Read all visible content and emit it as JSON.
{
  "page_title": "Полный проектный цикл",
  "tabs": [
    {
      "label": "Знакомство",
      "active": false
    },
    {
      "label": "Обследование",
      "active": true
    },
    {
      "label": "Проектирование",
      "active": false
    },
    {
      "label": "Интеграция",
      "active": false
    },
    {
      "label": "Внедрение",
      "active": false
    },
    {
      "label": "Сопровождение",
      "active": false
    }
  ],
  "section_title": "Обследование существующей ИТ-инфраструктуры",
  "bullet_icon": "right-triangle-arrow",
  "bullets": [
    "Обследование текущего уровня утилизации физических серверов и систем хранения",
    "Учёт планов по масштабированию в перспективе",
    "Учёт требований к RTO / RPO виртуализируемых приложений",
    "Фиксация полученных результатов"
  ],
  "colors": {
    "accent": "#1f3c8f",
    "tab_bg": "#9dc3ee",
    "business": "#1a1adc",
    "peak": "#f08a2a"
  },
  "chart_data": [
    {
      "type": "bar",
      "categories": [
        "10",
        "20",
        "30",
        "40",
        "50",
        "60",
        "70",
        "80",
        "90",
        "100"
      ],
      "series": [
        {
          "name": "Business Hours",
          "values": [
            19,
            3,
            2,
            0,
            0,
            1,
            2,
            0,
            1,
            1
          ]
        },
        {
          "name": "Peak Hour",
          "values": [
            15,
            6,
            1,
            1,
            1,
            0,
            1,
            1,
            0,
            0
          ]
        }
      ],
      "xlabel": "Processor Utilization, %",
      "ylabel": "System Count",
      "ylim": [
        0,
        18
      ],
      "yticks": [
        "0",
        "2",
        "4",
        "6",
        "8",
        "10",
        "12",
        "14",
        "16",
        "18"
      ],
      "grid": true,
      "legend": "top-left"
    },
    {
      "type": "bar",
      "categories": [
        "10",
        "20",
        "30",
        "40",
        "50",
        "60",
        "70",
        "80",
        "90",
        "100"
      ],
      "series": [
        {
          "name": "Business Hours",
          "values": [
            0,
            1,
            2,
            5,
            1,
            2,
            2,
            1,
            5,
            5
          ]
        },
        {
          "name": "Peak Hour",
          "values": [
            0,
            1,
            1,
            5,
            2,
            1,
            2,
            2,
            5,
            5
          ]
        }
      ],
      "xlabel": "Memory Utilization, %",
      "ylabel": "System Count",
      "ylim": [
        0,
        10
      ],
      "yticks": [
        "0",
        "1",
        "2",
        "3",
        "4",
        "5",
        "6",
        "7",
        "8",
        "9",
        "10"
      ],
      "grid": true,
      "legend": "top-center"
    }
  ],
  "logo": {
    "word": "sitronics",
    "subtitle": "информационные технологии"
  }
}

---

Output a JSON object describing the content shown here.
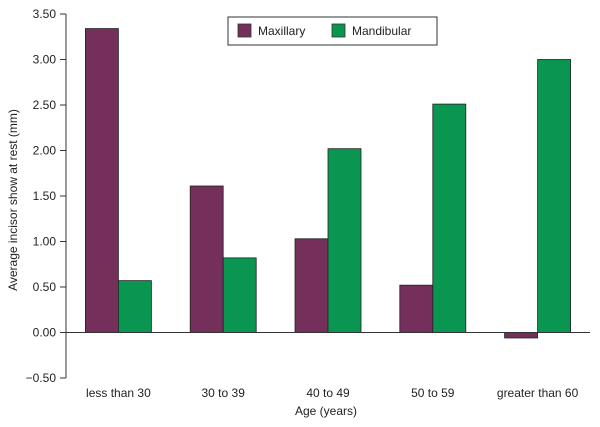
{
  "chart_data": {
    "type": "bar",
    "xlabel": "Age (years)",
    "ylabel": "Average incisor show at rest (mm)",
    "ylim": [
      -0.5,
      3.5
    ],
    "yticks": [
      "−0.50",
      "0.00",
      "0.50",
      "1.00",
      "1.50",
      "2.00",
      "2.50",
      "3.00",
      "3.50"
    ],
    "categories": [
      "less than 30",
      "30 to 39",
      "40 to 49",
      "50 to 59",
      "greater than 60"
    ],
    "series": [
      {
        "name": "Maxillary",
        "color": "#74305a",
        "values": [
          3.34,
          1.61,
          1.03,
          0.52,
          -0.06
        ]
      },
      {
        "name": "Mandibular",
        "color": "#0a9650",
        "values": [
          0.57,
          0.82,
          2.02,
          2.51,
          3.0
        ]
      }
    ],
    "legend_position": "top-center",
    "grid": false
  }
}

### Task statement
Identify each line in the entries with the word "Учёт" and copy it.

### Answer to this problem
    "Учёт планов по масштабированию в перспективе",
    "Учёт требований к RTO / RPO виртуализируемых приложений",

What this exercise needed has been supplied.